***** Input records

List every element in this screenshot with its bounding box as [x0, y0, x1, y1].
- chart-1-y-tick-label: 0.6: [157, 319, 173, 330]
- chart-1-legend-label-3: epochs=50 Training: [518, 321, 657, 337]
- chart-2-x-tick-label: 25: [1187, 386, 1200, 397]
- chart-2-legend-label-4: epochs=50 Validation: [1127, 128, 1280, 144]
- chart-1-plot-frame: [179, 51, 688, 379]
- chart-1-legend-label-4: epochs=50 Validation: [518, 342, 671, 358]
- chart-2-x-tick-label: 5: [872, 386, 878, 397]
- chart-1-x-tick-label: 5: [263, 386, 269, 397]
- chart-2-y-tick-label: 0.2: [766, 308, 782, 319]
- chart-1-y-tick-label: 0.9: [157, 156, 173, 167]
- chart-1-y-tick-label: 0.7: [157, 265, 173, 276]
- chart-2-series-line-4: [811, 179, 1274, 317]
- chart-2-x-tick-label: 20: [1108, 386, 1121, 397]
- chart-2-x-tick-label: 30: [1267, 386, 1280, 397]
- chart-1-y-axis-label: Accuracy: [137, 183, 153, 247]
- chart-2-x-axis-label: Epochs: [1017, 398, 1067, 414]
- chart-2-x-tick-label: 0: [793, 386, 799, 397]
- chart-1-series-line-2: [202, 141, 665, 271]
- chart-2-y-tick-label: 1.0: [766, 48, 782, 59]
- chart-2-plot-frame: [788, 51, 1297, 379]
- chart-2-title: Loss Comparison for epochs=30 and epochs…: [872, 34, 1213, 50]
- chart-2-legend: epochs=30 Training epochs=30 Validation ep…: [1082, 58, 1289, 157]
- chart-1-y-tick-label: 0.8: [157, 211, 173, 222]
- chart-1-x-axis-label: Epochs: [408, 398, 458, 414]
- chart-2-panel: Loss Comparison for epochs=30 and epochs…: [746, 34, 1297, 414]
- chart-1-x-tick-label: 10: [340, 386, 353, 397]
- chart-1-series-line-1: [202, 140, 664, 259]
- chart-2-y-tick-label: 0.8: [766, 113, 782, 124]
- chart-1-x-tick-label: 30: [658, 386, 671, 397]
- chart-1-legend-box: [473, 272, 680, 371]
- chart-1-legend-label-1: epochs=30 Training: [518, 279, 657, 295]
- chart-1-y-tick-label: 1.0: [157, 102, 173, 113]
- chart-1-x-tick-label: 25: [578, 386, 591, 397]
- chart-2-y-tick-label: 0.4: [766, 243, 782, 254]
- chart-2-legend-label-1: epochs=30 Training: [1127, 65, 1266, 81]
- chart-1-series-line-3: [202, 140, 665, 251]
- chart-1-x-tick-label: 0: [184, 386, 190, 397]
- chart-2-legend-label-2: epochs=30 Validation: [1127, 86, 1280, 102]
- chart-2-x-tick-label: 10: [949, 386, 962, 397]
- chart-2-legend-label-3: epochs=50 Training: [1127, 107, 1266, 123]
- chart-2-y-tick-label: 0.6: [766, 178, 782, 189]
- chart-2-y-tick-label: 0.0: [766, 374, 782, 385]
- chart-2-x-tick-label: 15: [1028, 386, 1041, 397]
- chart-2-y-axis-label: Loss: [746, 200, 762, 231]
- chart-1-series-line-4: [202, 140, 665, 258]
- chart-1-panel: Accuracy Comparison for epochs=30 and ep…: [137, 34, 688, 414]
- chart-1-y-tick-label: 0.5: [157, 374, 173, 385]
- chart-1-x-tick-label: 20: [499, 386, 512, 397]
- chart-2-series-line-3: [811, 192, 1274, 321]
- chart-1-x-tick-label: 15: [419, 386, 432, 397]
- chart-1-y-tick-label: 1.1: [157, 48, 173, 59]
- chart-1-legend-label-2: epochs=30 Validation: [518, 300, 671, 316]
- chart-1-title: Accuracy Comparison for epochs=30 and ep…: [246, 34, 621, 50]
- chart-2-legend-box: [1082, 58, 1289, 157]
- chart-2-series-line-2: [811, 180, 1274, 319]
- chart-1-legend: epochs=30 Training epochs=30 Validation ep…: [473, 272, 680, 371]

**********

Can you reproduce every entry above word for word, changing nothing?

## Written response
List every element in this screenshot with its bounding box as [x0, y0, x1, y1].
- chart-1-y-tick-label: 0.6: [157, 319, 173, 330]
- chart-1-legend-label-3: epochs=50 Training: [518, 321, 657, 337]
- chart-2-x-tick-label: 25: [1187, 386, 1200, 397]
- chart-2-legend-label-4: epochs=50 Validation: [1127, 128, 1280, 144]
- chart-1-plot-frame: [179, 51, 688, 379]
- chart-1-legend-label-4: epochs=50 Validation: [518, 342, 671, 358]
- chart-2-x-tick-label: 5: [872, 386, 878, 397]
- chart-1-x-tick-label: 5: [263, 386, 269, 397]
- chart-2-y-tick-label: 0.2: [766, 308, 782, 319]
- chart-1-y-tick-label: 0.9: [157, 156, 173, 167]
- chart-1-y-tick-label: 0.7: [157, 265, 173, 276]
- chart-2-series-line-4: [811, 179, 1274, 317]
- chart-2-x-tick-label: 20: [1108, 386, 1121, 397]
- chart-2-x-tick-label: 30: [1267, 386, 1280, 397]
- chart-1-y-axis-label: Accuracy: [137, 183, 153, 247]
- chart-2-x-axis-label: Epochs: [1017, 398, 1067, 414]
- chart-2-x-tick-label: 0: [793, 386, 799, 397]
- chart-1-series-line-2: [202, 141, 665, 271]
- chart-2-y-tick-label: 1.0: [766, 48, 782, 59]
- chart-2-plot-frame: [788, 51, 1297, 379]
- chart-2-title: Loss Comparison for epochs=30 and epochs…: [872, 34, 1213, 50]
- chart-2-legend: epochs=30 Training epochs=30 Validation ep…: [1082, 58, 1289, 157]
- chart-1-y-tick-label: 0.8: [157, 211, 173, 222]
- chart-1-x-axis-label: Epochs: [408, 398, 458, 414]
- chart-2-panel: Loss Comparison for epochs=30 and epochs…: [746, 34, 1297, 414]
- chart-1-x-tick-label: 10: [340, 386, 353, 397]
- chart-1-series-line-1: [202, 140, 664, 259]
- chart-2-y-tick-label: 0.8: [766, 113, 782, 124]
- chart-1-x-tick-label: 30: [658, 386, 671, 397]
- chart-1-legend-box: [473, 272, 680, 371]
- chart-1-legend-label-1: epochs=30 Training: [518, 279, 657, 295]
- chart-1-y-tick-label: 1.0: [157, 102, 173, 113]
- chart-1-x-tick-label: 25: [578, 386, 591, 397]
- chart-2-y-tick-label: 0.4: [766, 243, 782, 254]
- chart-2-legend-label-1: epochs=30 Training: [1127, 65, 1266, 81]
- chart-1-series-line-3: [202, 140, 665, 251]
- chart-1-x-tick-label: 0: [184, 386, 190, 397]
- chart-2-legend-label-2: epochs=30 Validation: [1127, 86, 1280, 102]
- chart-2-x-tick-label: 10: [949, 386, 962, 397]
- chart-2-legend-label-3: epochs=50 Training: [1127, 107, 1266, 123]
- chart-2-y-tick-label: 0.6: [766, 178, 782, 189]
- chart-2-y-tick-label: 0.0: [766, 374, 782, 385]
- chart-2-x-tick-label: 15: [1028, 386, 1041, 397]
- chart-2-y-axis-label: Loss: [746, 200, 762, 231]
- chart-1-series-line-4: [202, 140, 665, 258]
- chart-1-panel: Accuracy Comparison for epochs=30 and ep…: [137, 34, 688, 414]
- chart-1-y-tick-label: 0.5: [157, 374, 173, 385]
- chart-1-x-tick-label: 20: [499, 386, 512, 397]
- chart-2-series-line-3: [811, 192, 1274, 321]
- chart-1-x-tick-label: 15: [419, 386, 432, 397]
- chart-1-y-tick-label: 1.1: [157, 48, 173, 59]
- chart-1-legend-label-2: epochs=30 Validation: [518, 300, 671, 316]
- chart-1-title: Accuracy Comparison for epochs=30 and ep…: [246, 34, 621, 50]
- chart-2-legend-box: [1082, 58, 1289, 157]
- chart-2-series-line-2: [811, 180, 1274, 319]
- chart-1-legend: epochs=30 Training epochs=30 Validation ep…: [473, 272, 680, 371]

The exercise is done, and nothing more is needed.